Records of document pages
[Start of Attachment]

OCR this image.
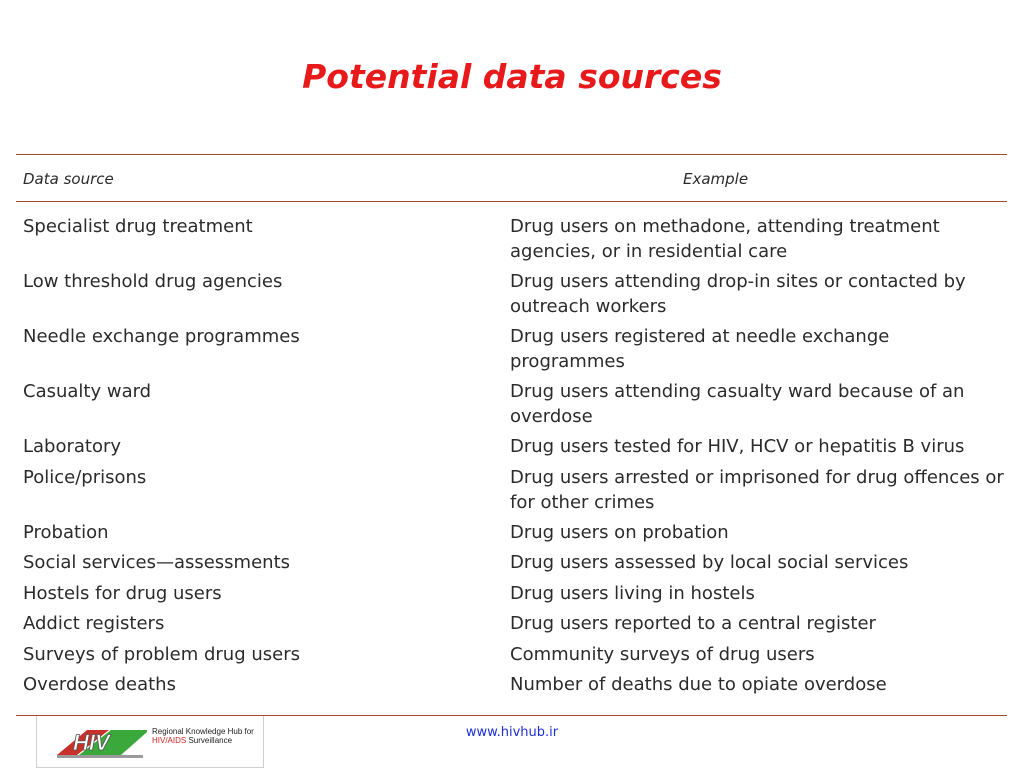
Potential data sources
Data source	Example
Specialist drug treatment	Drug users on methadone, attending treatment agencies, or in residential care
Low threshold drug agencies	Drug users attending drop-in sites or contacted by outreach workers
Needle exchange programmes	Drug users registered at needle exchange programmes
Casualty ward	Drug users attending casualty ward because of an overdose
Laboratory	Drug users tested for HIV, HCV or hepatitis B virus
Police/prisons	Drug users arrested or imprisoned for drug offences or for other crimes
Probation	Drug users on probation
Social services—assessments	Drug users assessed by local social services
Hostels for drug users	Drug users living in hostels
Addict registers	Drug users reported to a central register
Surveys of problem drug users	Community surveys of drug users
Overdose deaths	Number of deaths due to opiate overdose
HIV	Regional Knowledge Hub for
HIV/AIDS Surveillance
www.hivhub.ir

[End of Attachment]

**YOUR INSTRUCTIONS**
Pictures must not appear in the copy, and every record must be restated word for word.

**PROBLEM SOLUTION**
OCR this image.
Potential data sources
Data source	Example
Specialist drug treatment	Drug users on methadone, attending treatment agencies, or in residential care
Low threshold drug agencies	Drug users attending drop-in sites or contacted by outreach workers
Needle exchange programmes	Drug users registered at needle exchange programmes
Casualty ward	Drug users attending casualty ward because of an overdose
Laboratory	Drug users tested for HIV, HCV or hepatitis B virus
Police/prisons	Drug users arrested or imprisoned for drug offences or for other crimes
Probation	Drug users on probation
Social services—assessments	Drug users assessed by local social services
Hostels for drug users	Drug users living in hostels
Addict registers	Drug users reported to a central register
Surveys of problem drug users	Community surveys of drug users
Overdose deaths	Number of deaths due to opiate overdose
HIV	Regional Knowledge Hub for
HIV/AIDS Surveillance
www.hivhub.ir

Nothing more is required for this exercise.